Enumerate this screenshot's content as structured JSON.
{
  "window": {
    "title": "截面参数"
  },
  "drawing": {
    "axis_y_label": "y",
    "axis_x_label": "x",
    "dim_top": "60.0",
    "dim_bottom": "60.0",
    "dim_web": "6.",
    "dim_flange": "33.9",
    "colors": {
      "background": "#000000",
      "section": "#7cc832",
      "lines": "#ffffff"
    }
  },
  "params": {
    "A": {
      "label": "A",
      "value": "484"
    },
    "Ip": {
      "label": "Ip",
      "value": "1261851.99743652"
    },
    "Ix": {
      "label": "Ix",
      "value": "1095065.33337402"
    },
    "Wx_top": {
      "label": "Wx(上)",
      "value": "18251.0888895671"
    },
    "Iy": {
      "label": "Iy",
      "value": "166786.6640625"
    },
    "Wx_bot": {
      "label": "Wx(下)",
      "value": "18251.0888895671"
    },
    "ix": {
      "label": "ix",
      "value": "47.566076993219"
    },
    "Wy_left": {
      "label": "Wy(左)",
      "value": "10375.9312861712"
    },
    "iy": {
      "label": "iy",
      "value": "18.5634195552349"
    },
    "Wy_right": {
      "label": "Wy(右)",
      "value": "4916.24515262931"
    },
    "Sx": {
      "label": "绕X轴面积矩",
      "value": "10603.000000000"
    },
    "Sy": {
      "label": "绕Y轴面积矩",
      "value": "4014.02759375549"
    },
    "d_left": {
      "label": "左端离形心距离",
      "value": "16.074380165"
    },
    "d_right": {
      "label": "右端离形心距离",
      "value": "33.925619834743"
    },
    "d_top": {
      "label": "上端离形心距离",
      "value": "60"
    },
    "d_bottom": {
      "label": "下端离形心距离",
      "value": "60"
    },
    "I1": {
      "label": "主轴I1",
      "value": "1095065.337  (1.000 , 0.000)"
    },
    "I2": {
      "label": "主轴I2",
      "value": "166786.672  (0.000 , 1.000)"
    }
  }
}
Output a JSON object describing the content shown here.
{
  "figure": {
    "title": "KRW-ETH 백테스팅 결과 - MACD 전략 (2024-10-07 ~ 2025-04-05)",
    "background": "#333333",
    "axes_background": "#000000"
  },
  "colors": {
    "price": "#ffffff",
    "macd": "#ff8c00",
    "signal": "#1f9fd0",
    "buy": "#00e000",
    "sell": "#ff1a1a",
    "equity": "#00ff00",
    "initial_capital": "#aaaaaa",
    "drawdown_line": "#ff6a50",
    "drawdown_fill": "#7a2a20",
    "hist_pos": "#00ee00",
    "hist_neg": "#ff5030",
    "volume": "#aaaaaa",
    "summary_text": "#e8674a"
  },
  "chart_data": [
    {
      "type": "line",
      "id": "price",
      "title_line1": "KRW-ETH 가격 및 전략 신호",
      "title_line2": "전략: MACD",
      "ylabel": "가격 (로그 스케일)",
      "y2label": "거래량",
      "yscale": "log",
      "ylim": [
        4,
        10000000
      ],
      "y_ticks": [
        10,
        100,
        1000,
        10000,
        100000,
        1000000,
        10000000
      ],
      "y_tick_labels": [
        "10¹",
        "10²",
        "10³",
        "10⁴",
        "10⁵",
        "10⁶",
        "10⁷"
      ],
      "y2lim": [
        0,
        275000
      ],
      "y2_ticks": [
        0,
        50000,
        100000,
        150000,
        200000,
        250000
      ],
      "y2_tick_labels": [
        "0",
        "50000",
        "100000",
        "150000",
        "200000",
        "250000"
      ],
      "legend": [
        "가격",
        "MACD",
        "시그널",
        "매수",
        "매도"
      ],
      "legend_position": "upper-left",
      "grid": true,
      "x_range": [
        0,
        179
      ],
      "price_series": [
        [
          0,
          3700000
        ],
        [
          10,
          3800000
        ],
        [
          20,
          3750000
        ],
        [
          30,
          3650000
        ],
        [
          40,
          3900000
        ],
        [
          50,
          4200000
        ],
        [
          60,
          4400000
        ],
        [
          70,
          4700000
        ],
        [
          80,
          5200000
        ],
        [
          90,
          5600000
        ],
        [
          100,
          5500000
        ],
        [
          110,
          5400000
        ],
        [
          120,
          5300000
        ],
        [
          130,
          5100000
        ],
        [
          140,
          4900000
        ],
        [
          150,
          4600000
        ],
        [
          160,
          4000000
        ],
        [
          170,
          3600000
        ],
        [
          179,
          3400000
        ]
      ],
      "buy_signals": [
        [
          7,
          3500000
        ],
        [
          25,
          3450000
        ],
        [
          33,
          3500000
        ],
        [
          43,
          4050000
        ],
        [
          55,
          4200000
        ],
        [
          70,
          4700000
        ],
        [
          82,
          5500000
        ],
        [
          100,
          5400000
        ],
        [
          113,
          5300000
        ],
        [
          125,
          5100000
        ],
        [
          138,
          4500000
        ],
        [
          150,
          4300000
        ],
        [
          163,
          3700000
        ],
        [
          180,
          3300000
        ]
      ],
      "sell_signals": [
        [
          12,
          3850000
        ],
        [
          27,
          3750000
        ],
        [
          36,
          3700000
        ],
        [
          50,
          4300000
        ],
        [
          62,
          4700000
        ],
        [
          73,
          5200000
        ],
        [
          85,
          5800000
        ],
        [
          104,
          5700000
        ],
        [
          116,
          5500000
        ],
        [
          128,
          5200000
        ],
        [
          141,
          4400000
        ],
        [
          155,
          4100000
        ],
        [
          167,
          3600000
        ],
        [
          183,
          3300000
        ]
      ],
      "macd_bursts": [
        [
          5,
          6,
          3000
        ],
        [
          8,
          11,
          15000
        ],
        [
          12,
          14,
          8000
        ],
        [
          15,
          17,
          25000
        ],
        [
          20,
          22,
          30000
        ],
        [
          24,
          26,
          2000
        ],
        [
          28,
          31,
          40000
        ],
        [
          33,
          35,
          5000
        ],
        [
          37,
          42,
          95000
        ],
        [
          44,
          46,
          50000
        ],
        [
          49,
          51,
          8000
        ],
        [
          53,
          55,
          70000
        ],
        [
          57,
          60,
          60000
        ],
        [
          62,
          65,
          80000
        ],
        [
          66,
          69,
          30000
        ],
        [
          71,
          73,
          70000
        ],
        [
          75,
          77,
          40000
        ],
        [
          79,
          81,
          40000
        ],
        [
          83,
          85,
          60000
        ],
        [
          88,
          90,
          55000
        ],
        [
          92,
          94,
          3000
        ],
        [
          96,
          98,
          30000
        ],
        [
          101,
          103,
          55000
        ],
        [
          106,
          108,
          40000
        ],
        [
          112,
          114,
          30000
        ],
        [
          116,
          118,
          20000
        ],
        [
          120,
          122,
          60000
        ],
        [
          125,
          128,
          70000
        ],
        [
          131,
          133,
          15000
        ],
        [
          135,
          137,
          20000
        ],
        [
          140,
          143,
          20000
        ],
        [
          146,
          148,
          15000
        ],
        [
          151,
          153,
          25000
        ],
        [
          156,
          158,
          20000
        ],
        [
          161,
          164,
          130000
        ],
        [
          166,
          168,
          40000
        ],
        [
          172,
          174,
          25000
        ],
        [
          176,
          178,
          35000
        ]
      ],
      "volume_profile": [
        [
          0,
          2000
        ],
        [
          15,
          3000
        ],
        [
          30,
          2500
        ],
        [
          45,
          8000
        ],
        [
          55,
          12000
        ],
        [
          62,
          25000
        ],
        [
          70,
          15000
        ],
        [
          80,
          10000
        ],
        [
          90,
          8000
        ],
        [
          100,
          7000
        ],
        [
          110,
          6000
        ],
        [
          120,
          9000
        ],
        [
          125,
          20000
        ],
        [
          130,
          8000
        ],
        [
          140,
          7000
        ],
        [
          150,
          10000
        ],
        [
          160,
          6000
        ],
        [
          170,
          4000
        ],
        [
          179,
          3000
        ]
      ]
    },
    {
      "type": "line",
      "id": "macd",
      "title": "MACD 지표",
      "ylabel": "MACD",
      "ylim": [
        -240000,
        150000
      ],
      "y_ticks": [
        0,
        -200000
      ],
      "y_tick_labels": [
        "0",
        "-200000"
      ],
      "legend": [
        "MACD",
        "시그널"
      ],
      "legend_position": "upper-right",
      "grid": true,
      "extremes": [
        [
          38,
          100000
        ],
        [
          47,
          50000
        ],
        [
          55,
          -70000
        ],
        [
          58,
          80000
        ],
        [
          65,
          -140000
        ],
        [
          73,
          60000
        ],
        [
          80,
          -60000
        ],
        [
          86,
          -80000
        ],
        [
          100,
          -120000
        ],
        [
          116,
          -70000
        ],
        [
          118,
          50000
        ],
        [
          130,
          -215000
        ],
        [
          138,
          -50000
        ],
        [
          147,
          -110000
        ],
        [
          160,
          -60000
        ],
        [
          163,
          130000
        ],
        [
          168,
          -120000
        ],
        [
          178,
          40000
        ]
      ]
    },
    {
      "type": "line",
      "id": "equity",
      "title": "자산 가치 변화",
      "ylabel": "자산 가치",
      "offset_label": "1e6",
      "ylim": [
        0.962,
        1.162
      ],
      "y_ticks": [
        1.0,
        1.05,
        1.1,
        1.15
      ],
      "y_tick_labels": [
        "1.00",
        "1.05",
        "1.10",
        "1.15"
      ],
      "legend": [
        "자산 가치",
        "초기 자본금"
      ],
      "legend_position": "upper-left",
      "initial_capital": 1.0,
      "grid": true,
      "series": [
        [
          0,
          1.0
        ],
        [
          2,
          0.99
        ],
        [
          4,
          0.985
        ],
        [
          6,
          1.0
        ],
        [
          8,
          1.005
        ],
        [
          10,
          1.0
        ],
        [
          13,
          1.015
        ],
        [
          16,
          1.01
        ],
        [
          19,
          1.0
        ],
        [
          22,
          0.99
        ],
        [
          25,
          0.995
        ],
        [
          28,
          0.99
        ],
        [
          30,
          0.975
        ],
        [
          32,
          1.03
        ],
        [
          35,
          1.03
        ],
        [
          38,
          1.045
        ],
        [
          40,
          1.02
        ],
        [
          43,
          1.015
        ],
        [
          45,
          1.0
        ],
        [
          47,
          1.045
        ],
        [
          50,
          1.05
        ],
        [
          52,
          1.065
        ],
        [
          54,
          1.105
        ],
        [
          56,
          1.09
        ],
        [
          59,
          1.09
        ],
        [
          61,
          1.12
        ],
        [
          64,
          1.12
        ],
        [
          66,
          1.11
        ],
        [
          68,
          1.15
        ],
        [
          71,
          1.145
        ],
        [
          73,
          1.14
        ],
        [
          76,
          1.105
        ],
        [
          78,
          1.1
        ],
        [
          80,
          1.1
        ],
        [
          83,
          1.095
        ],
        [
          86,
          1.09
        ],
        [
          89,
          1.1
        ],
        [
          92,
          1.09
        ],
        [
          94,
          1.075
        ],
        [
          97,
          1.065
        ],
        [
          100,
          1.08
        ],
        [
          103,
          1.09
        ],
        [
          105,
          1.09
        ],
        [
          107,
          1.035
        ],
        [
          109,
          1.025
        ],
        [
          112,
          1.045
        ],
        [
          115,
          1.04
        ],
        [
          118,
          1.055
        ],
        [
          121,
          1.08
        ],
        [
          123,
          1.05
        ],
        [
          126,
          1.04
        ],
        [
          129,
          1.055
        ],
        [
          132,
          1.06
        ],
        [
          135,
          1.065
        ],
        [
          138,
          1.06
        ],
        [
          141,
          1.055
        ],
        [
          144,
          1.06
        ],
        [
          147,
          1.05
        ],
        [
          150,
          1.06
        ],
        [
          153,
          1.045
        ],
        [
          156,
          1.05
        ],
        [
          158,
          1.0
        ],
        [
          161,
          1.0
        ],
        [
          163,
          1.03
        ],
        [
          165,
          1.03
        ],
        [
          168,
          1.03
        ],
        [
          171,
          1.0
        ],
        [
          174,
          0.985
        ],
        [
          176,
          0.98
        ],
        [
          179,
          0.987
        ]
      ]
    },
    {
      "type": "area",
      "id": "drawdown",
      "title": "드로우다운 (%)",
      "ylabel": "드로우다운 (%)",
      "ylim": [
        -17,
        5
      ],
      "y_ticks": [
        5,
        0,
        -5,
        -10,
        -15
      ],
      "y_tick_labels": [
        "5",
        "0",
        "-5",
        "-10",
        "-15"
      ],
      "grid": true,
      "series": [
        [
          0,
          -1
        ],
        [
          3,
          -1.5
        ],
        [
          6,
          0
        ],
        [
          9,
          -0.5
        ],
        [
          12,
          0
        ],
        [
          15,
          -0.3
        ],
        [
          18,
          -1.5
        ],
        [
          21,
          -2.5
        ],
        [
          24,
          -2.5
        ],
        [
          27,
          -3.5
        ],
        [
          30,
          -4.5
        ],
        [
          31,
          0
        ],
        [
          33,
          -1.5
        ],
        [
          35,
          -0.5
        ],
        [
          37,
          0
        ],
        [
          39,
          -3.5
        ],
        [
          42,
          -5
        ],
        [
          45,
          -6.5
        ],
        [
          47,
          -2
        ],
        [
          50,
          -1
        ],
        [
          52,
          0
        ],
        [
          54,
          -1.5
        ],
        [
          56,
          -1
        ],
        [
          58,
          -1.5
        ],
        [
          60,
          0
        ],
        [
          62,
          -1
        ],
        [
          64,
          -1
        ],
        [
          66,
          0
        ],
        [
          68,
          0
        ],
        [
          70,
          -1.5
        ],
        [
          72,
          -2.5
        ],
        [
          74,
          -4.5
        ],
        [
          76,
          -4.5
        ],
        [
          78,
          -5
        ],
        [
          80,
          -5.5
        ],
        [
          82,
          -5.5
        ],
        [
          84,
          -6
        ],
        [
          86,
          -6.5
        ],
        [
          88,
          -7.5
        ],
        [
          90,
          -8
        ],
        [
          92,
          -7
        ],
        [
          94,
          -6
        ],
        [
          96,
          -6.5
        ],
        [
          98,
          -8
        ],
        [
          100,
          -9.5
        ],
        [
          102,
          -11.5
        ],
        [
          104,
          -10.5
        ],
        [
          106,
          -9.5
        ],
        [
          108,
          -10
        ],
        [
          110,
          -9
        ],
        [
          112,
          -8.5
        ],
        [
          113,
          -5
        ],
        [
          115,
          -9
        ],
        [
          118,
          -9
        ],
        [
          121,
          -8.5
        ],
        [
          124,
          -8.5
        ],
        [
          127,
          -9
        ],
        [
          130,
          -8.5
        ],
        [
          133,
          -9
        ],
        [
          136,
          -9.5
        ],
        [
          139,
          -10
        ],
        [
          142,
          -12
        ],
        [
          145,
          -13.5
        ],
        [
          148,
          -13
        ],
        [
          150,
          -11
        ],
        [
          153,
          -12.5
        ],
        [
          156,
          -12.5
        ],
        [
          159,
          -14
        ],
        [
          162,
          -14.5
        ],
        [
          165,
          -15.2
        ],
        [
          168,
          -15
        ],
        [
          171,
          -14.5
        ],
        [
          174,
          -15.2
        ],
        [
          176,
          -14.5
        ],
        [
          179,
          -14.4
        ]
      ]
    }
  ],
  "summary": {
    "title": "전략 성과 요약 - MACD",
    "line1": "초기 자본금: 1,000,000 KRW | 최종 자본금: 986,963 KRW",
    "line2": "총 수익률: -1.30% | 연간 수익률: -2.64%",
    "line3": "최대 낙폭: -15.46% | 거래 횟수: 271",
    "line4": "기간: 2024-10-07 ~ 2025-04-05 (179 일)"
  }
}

→ OBJECTIVE
List every line from the entries above in which "aaaaaa" appears.

→ COMPLETE ANSWER
    "initial_capital": "#aaaaaa",
    "volume": "#aaaaaa",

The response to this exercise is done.